#### SUPPLIED RECORDS
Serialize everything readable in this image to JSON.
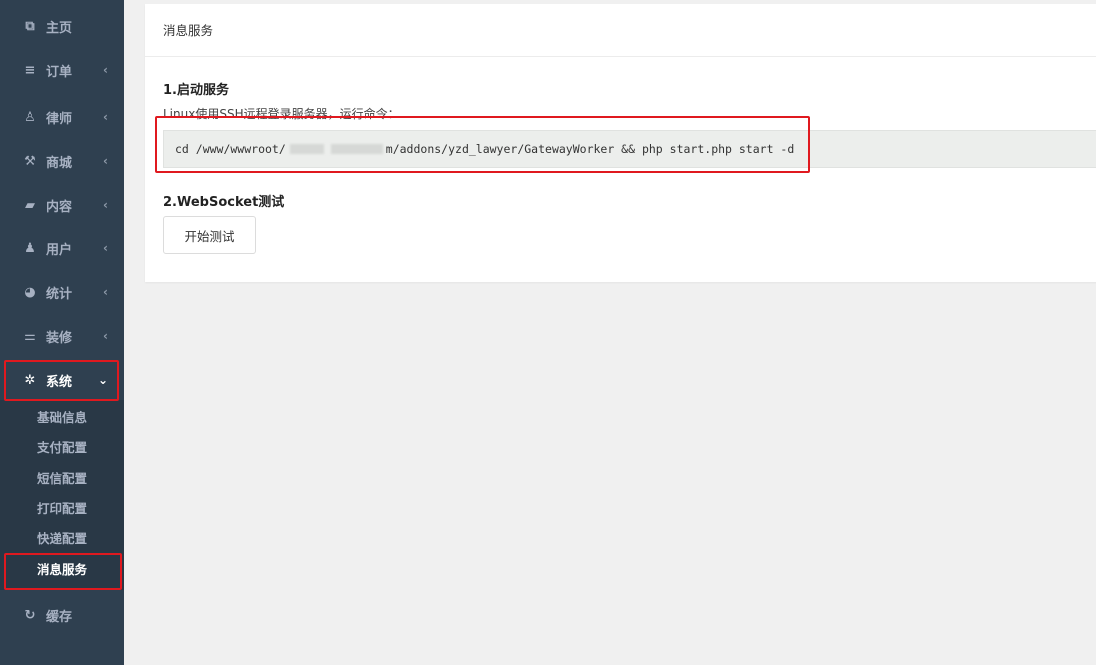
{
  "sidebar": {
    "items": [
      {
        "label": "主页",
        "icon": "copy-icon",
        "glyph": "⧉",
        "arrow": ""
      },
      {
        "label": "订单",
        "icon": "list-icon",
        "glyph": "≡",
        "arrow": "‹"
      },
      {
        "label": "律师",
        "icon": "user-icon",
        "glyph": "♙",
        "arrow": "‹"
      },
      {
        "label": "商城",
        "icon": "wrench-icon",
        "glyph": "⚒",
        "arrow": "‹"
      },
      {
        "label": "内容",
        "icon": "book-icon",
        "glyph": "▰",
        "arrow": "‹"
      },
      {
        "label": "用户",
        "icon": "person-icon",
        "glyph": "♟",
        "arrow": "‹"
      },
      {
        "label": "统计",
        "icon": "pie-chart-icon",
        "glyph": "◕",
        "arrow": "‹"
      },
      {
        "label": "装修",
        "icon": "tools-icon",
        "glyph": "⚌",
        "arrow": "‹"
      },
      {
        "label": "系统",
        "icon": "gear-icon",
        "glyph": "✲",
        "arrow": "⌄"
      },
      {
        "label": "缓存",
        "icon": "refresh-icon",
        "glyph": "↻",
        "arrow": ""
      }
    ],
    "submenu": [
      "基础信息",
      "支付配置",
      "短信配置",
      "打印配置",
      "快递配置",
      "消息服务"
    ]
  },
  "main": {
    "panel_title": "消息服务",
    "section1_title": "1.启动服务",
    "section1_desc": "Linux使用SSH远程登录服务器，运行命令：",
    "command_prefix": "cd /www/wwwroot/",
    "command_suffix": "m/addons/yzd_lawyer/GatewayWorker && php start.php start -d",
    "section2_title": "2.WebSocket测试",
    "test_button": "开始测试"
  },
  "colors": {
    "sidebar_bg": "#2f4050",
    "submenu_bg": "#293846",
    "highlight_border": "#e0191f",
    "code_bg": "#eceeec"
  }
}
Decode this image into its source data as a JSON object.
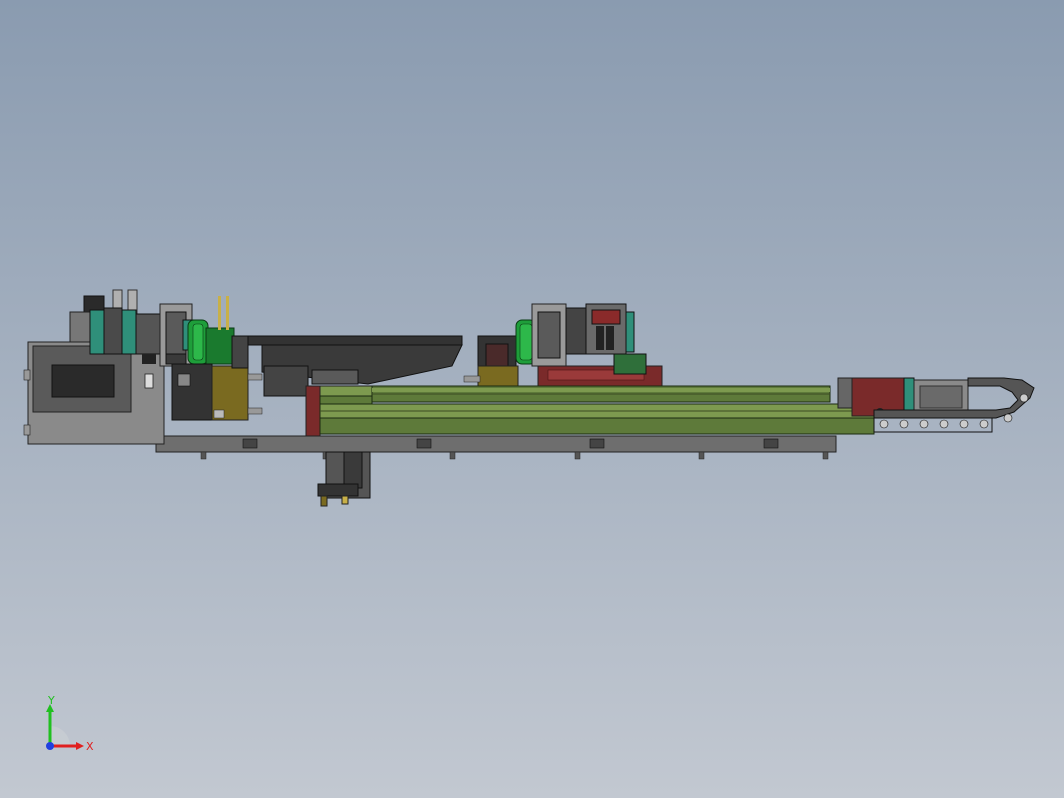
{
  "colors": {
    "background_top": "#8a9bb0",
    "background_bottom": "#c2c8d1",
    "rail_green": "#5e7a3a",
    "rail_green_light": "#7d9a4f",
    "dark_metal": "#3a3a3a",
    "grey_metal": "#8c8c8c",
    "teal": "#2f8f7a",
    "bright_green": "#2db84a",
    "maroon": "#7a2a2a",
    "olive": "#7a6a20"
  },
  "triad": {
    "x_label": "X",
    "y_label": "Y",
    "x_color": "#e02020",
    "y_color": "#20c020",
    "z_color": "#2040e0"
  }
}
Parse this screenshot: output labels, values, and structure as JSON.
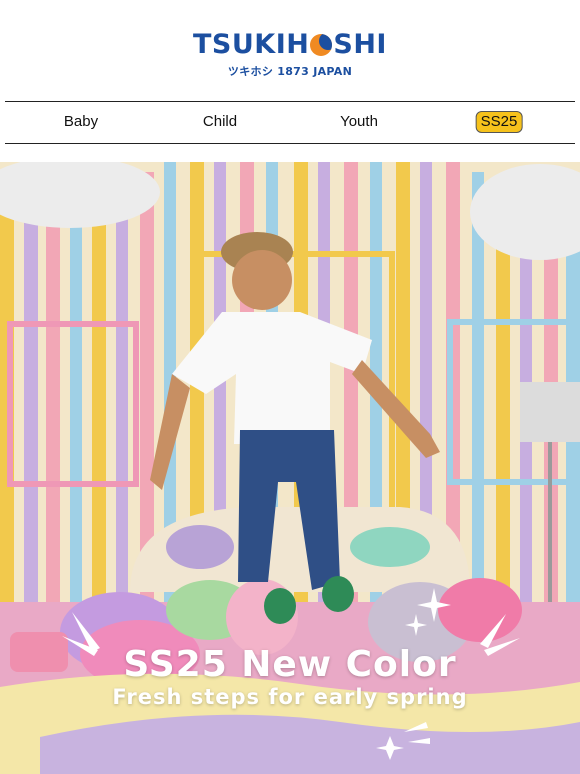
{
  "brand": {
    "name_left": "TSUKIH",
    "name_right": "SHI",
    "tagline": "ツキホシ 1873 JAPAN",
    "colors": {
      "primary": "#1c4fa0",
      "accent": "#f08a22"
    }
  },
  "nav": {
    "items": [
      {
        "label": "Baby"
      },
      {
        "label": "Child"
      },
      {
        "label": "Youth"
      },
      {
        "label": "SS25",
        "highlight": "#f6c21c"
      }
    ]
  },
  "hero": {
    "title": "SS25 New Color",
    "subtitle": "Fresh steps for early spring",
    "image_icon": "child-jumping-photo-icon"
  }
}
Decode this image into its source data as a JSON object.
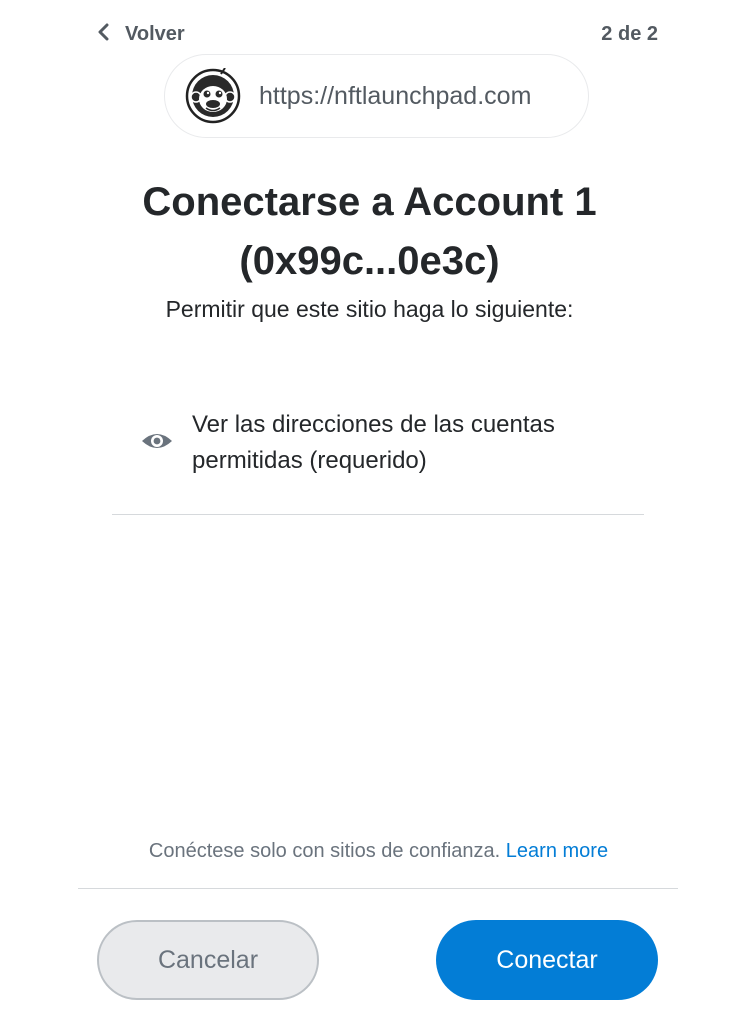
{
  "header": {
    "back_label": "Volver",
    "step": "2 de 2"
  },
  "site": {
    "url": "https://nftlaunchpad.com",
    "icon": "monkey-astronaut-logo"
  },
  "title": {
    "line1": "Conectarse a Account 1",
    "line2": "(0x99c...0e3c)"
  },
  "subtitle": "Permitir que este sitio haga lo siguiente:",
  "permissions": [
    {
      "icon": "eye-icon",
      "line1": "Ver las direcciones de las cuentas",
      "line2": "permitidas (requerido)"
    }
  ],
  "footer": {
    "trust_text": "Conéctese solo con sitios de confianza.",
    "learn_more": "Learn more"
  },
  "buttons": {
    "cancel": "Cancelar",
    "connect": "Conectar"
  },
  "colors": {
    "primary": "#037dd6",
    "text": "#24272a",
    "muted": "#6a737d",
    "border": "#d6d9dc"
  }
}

#### EXERCISE OBJECTIVE
Check every line of the data, and copy the ones that contain "glyph".

#### PROBLEM SOLUTION
        "glyph": "⧉",
        "glyph": "≡",
        "glyph": "♙",
        "glyph": "⚒",
        "glyph": "▰",
        "glyph": "♟",
        "glyph": "◕",
        "glyph": "⚌",
        "glyph": "✲",
        "glyph": "↻",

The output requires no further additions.